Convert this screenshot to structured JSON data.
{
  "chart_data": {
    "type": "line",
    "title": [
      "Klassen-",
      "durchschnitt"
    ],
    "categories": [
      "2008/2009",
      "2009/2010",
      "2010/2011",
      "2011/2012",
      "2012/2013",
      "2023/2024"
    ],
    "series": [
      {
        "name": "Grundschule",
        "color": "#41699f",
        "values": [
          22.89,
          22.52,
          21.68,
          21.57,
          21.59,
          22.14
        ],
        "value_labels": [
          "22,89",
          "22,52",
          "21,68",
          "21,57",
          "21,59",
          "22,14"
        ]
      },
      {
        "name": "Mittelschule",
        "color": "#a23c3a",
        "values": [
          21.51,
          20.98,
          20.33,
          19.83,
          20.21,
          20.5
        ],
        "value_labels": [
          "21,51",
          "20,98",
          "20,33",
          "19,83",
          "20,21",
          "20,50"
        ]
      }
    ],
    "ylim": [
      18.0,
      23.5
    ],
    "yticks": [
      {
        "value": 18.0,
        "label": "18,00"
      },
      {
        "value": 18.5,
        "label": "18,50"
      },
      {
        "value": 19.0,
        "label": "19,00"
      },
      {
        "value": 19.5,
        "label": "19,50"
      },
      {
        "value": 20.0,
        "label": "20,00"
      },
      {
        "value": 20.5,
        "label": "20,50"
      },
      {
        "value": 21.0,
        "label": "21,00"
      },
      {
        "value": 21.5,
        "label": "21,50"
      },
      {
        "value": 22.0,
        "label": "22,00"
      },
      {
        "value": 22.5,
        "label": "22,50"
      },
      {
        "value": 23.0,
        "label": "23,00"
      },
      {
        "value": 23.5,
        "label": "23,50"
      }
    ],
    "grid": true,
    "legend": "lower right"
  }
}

■ ■ ■

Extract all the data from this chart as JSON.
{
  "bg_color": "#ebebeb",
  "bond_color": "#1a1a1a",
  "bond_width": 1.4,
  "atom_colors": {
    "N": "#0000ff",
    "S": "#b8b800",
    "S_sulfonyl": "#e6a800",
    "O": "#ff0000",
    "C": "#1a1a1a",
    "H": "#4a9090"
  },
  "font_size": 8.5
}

■ ■ ■

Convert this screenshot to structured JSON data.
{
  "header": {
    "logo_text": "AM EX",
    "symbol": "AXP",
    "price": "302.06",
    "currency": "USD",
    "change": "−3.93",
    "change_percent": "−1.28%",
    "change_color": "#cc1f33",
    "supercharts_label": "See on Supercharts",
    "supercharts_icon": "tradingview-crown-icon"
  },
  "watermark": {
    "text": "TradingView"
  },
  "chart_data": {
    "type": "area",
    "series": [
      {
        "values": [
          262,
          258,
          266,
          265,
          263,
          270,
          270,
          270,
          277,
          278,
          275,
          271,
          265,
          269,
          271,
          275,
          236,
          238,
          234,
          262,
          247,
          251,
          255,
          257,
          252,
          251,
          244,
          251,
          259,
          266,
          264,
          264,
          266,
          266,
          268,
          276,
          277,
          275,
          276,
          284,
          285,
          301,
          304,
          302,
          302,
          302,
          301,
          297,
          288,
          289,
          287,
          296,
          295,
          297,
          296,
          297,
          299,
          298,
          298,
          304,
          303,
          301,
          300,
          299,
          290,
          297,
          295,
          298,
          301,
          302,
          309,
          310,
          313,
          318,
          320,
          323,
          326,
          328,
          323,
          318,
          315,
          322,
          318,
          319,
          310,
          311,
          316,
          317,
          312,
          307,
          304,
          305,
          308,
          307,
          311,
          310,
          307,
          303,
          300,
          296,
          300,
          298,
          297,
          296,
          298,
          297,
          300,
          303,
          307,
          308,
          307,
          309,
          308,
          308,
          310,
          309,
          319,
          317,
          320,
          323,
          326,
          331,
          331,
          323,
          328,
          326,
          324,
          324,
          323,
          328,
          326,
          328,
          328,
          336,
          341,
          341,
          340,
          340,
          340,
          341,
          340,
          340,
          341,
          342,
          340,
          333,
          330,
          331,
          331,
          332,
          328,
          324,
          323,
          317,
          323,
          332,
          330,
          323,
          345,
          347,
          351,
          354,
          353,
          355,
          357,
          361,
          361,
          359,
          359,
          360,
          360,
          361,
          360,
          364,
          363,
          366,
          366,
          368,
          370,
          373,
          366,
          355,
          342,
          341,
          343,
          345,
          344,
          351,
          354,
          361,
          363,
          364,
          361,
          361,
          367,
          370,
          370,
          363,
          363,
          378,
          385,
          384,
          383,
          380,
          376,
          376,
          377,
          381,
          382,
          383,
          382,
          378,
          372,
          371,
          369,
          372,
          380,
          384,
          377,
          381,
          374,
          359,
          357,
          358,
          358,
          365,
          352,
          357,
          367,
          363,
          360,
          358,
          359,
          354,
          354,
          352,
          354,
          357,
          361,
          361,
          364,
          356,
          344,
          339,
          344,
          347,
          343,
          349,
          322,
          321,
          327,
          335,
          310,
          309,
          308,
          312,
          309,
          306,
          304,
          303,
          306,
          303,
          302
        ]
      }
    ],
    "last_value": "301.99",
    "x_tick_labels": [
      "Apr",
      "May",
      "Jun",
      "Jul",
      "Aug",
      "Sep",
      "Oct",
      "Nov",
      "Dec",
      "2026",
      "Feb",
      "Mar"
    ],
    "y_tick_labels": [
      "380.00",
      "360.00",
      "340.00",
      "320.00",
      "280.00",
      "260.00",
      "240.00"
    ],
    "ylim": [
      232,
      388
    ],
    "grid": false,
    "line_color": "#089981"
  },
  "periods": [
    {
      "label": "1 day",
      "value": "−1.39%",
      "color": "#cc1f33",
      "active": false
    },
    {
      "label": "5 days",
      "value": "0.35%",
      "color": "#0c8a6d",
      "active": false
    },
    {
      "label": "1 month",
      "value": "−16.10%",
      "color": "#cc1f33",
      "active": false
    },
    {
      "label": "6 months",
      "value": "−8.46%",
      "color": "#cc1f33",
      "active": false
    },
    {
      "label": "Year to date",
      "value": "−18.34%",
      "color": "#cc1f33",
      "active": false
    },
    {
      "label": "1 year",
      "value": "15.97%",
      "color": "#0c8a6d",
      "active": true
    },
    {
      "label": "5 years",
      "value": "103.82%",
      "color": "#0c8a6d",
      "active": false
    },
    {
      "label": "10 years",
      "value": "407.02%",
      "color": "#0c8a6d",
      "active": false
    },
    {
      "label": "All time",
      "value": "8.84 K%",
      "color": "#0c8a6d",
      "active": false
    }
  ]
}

■ ■ ■

§ **Prompt**: Filter the entries above down to the lines containing the word "name".

§ **Written solution**:
        "name": "Grundschule",
        "name": "Mittelschule",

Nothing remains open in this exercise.